■ Set task 1 ■
Write out the lecture listing word for word, everything from "A Year on Angel" down to "(Lecture, 75 minutes)".
■ Set task 2 ■
Please extend the lecture listing, picking up after its final sentence.

■ Text section ■
====

A Year on Angel Island is organized by Future Histories Lab and the Arts + Design Initiative. UC Berkeley departmental cosponsors include the Departments of Music; Theater, Dance, and Performance Studies; Ethnic Studies; History; and American Studies. Campus partners include the Arts Research Center, the Berkeley Interdisciplinary Migration Initiative, On the Same Page, Othering and Belonging Institute, Center for Race & Gender, Worth Ryder Gallery, and BAMPFA. Our community partner is the Angel Island Immigration Station Foundation.

  • 1 supplemental video

Undoing Time: Art and Histories of Incarceration | Julio Morales (Lecture, 75 minutes)

Undoing Time: Art and Histories of Incarceration | Julio Morales (Fall 2022 Speaker Series)

Lecture, 75 minutes; Part of the Fall 2022 Speaker Series (Landscapes of Migration, Incarceration and Resistance)

Click the title and scroll to the gray box below to access the video.

Recording of presentation at @BAMPFA Osher Theater; free and open to the public Friday, November 4, 2022

Speaker: Julio Morales, Artist and Curator

Description: Curator Julio Morales talks about his current BAMPFA exhibition, Undoing Time: Art and Histories of Incarceration, which considers the cultures and institutions of confinement that have been centuries in the making. The exhibition features newly commissioned works based on art historical images of incarceration. The twelve contemporary artists in the exhibition—Carolina Aranibar-Fernández, Juan Brener, Raven Chacon, Cannupa Hanska Luger, Ashley Hunt, Sandra de la Loza, Michael Rohd, Paul Rucker, Xaviera Simmons, Stephanie Syjuco, Vincent Valdez, Mario Ybarra Jr.—invest in community collaboration, work in an expansive range of media, and rethink traditional archival research to consider how artistic expression reveals the underlying logics of criminality and correction.

====

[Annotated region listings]
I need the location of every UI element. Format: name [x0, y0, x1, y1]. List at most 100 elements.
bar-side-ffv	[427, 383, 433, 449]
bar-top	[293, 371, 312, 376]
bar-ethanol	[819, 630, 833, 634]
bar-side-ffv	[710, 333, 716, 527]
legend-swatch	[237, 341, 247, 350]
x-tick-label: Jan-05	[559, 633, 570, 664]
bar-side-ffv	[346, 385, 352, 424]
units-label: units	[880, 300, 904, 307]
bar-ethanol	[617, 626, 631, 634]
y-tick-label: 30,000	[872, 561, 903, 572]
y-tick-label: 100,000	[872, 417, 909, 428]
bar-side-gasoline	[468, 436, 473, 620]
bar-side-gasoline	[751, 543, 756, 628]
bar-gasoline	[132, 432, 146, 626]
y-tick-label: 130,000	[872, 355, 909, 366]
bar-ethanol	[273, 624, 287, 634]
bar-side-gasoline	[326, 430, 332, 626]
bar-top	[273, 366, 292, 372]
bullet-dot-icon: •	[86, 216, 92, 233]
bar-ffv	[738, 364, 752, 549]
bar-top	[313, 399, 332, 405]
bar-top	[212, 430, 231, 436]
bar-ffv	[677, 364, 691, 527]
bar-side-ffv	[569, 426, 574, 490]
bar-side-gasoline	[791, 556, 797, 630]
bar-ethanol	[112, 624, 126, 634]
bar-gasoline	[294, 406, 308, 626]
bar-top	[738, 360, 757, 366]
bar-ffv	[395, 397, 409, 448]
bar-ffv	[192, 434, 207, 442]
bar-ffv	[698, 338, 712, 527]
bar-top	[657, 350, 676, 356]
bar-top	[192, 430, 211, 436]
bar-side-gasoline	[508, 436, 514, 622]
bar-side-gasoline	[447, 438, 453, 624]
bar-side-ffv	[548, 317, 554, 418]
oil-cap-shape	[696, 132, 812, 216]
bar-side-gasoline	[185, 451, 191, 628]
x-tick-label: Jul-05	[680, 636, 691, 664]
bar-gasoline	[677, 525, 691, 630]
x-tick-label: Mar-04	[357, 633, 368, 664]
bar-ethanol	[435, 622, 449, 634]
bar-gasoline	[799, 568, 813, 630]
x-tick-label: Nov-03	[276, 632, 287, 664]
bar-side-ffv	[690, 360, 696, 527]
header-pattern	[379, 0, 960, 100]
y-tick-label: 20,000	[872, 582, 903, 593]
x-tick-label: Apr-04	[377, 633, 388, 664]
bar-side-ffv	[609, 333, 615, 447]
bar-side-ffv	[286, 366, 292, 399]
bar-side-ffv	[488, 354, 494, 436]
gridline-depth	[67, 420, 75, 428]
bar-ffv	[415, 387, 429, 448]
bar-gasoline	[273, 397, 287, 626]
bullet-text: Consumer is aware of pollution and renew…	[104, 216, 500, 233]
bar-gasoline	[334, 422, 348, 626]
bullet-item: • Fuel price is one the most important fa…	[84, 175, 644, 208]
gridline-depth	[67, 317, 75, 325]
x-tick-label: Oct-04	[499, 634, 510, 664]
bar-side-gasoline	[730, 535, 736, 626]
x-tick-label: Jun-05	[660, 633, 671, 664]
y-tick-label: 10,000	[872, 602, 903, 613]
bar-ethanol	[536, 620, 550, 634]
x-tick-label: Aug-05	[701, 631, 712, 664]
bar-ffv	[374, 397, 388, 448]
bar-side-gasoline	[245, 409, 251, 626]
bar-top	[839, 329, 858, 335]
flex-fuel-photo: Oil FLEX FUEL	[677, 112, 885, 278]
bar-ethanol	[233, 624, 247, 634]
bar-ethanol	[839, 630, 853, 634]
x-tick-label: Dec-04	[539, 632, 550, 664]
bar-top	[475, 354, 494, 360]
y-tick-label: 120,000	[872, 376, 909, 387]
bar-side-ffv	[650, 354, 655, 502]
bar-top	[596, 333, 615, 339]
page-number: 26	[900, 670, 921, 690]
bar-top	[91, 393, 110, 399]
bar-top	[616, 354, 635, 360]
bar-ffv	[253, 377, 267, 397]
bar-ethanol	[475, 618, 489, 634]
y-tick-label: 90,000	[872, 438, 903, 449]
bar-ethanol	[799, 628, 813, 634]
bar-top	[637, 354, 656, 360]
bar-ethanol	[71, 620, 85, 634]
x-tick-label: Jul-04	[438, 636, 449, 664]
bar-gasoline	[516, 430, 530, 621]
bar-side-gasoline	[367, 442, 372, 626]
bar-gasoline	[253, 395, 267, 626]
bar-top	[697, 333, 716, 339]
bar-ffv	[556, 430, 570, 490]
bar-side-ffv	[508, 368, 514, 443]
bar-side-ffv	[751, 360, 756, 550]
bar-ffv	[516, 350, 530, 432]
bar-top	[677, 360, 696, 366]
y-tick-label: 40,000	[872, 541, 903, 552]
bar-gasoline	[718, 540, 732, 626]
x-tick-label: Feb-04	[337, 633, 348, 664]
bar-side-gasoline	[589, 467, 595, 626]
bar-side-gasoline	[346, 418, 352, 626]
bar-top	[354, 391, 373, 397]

====

■ Written answer 1 ■
A Year on Angel Island is organized by Future Histories Lab and the Arts + Design Initiative. UC Berkeley departmental cosponsors include the Departments of Music; Theater, Dance, and Performance Studies; Ethnic Studies; History; and American Studies. Campus partners include the Arts Research Center, the Berkeley Interdisciplinary Migration Initiative, On the Same Page, Othering and Belonging Institute, Center for Race & Gender, Worth Ryder Gallery, and BAMPFA. Our community partner is the Angel Island Immigration Station Foundation.

  • 1 supplemental video

Undoing Time: Art and Histories of Incarceration | Julio Morales (Lecture, 75 minutes)

■ Written answer 2 ■
Julio César Morales, by deploying a range of media and visual strategies, investigates issues of migration, underground economies, and labor on the personal and global scales. Morales’ practice explores diverse mediums specific to each project or body of work. He has painted watercolor illustrations that diagram human trafficking methods, employed the DJ turntable, produced video and time-based pieces, reenacted a famous meal–all to elucidate social interactions and political perspectives.

Morales’ artwork has been shown at venues internationally, including; San Francisco Museum of Modern Art, CA; Museo Rufino Tamayo, Mexico City; Los Angeles County Museum of Art, CA; Hammer Museum, Los Angeles, CA; MUCA Roma, Mexico City; Prospect 3 Biennale, New Orleans, LA; Lyon Biennale, France, and Istanbul Biennale, Turkey. His work is in private and public collections including The Museum of Modern Art, New York; Museum of Fine Arts, Houston, TX; Pérez Art Museum, Miami, FL; The Los Angeles County Museum of Art, CA; The Kadist Foundation, San Francisco and Paris, and Deutsche Bank, and among others. In May 2018, Morales was awarded the Phoenix Art Museum’s Arlene and Morton Scult Contemporary Forum Award, which culminated in a major solo exhibition in 2019. In 2021, a solo exhibition of Morales work will be presented at the Museum of Contemporary Art, Tuscon, AZ.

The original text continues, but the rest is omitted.